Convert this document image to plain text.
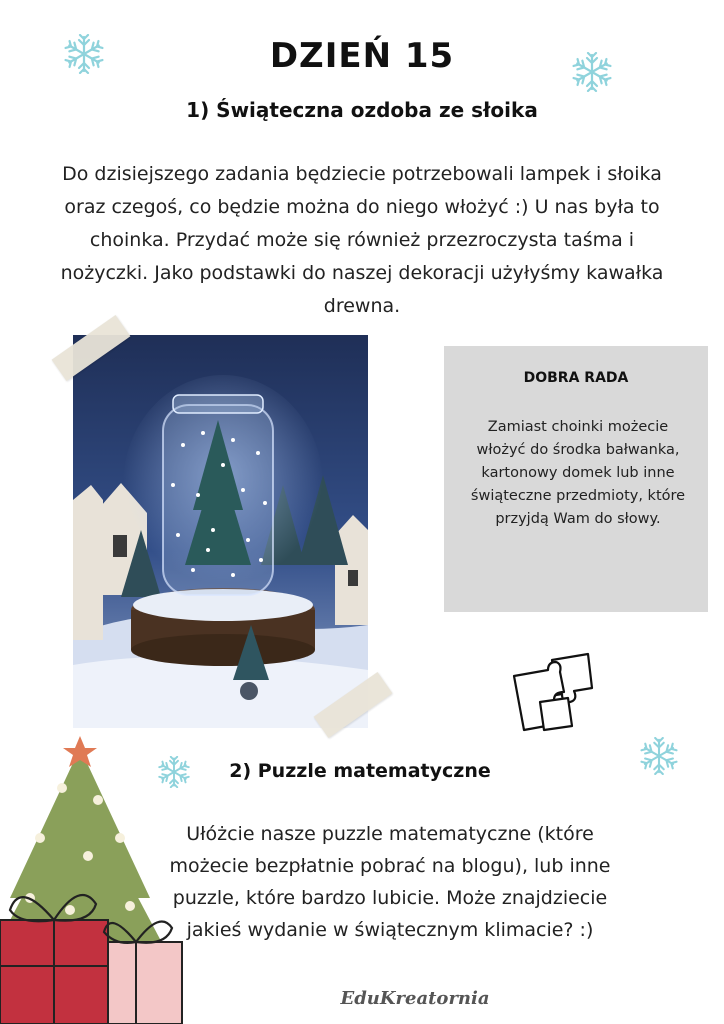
DZIEŃ 15
1) Świąteczna ozdoba ze słoika
Do dzisiejszego zadania będziecie potrzebowali lampek i słoika oraz czegoś, co będzie można do niego włożyć :) U nas była to choinka. Przydać może się również przezroczysta taśma i nożyczki. Jako podstawki do naszej dekoracji użyłyśmy kawałka drewna.
DOBRA RADA
Zamiast choinki możecie włożyć do środka bałwanka, kartonowy domek lub inne świąteczne przedmioty, które przyjdą Wam do słowy.
2) Puzzle matematyczne
Ułóżcie nasze puzzle matematyczne (które możecie bezpłatnie pobrać na blogu), lub inne puzzle, które bardzo lubicie. Może znajdziecie jakieś wydanie w świątecznym klimacie? :)
EduKreatornia
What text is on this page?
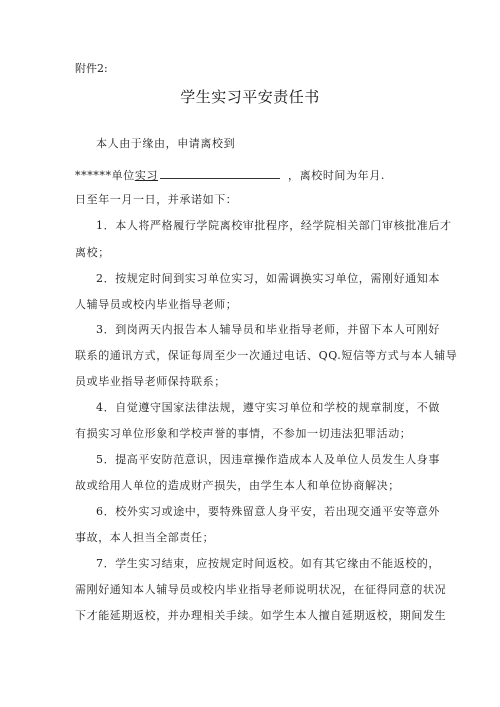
附件2:
学生实习平安责任书
本人由于缘由，申请离校到
******单位实习	，离校时间为年月.
日至年一月一日，并承诺如下：
1．本人将严格履行学院离校审批程序，经学院相关部门审核批准后才
离校；
2．按规定时间到实习单位实习，如需调换实习单位，需刚好通知本
人辅导员或校内毕业指导老师；
3．到岗两天内报告本人辅导员和毕业指导老师，并留下本人可刚好
联系的通讯方式，保证每周至少一次通过电话、QQ.短信等方式与本人辅导
员或毕业指导老师保持联系；
4．自觉遵守国家法律法规，遵守实习单位和学校的规章制度，不做
有损实习单位形象和学校声誉的事情，不参加一切违法犯罪活动；
5．提高平安防范意识，因违章操作造成本人及单位人员发生人身事
故或给用人单位的造成财产损失，由学生本人和单位协商解决；
6．校外实习或途中，要特殊留意人身平安，若出现交通平安等意外
事故，本人担当全部责任；
7．学生实习结束，应按规定时间返校。如有其它缘由不能返校的，
需刚好通知本人辅导员或校内毕业指导老师说明状况，在征得同意的状况
下才能延期返校，并办理相关手续。如学生本人擅自延期返校，期间发生
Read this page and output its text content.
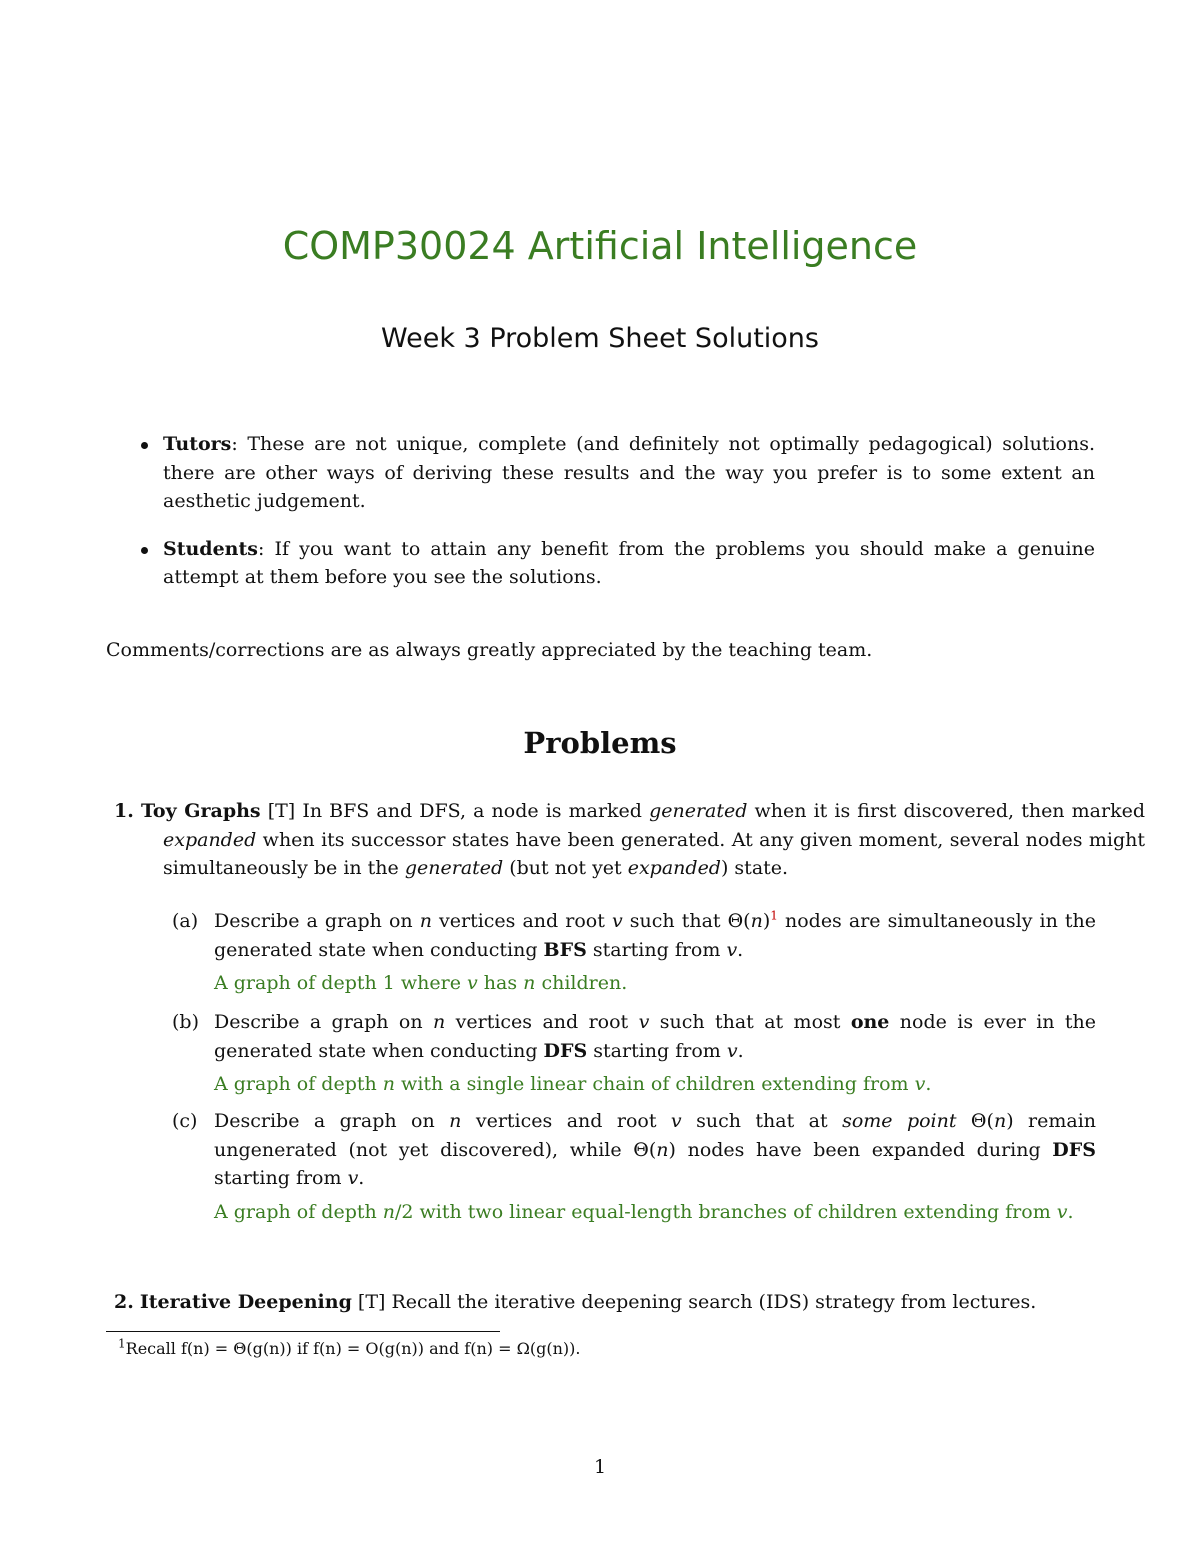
COMP30024 Artificial Intelligence
Week 3 Problem Sheet Solutions
Tutors: These are not unique, complete (and definitely not optimally pedagogical) solutions. there are other ways of deriving these results and the way you prefer is to some extent an aesthetic judgement.
Students: If you want to attain any benefit from the problems you should make a genuine attempt at them before you see the solutions.
Comments/corrections are as always greatly appreciated by the teaching team.
Problems
1. Toy Graphs [T] In BFS and DFS, a node is marked generated when it is first discovered, then marked expanded when its successor states have been generated. At any given moment, several nodes might simultaneously be in the generated (but not yet expanded) state.
(a) Describe a graph on n vertices and root v such that Θ(n)$^1$ nodes are simultaneously in the generated state when conducting BFS starting from v.
A graph of depth 1 where v has n children.
(b) Describe a graph on n vertices and root v such that at most one node is ever in the generated state when conducting DFS starting from v.
A graph of depth n with a single linear chain of children extending from v.
(c) Describe a graph on n vertices and root v such that at some point Θ(n) remain ungenerated (not yet discovered), while Θ(n) nodes have been expanded during DFS starting from v.
A graph of depth n/2 with two linear equal-length branches of children extending from v.
2. Iterative Deepening [T] Recall the iterative deepening search (IDS) strategy from lectures.
$^1$Recall f(n) = Θ(g(n)) if f(n) = O(g(n)) and f(n) = Ω(g(n)).
1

+++

# Direction
Scan the material above for the string "starting" and report each line where you find it.

# Problem solution
(a) Describe a graph on n vertices and root v such that Θ(n)$^1$ nodes are simultaneously in the generated state when conducting BFS starting from v.
(b) Describe a graph on n vertices and root v such that at most one node is ever in the generated state when conducting DFS starting from v.
(c) Describe a graph on n vertices and root v such that at some point Θ(n) remain ungenerated (not yet discovered), while Θ(n) nodes have been expanded during DFS starting from v.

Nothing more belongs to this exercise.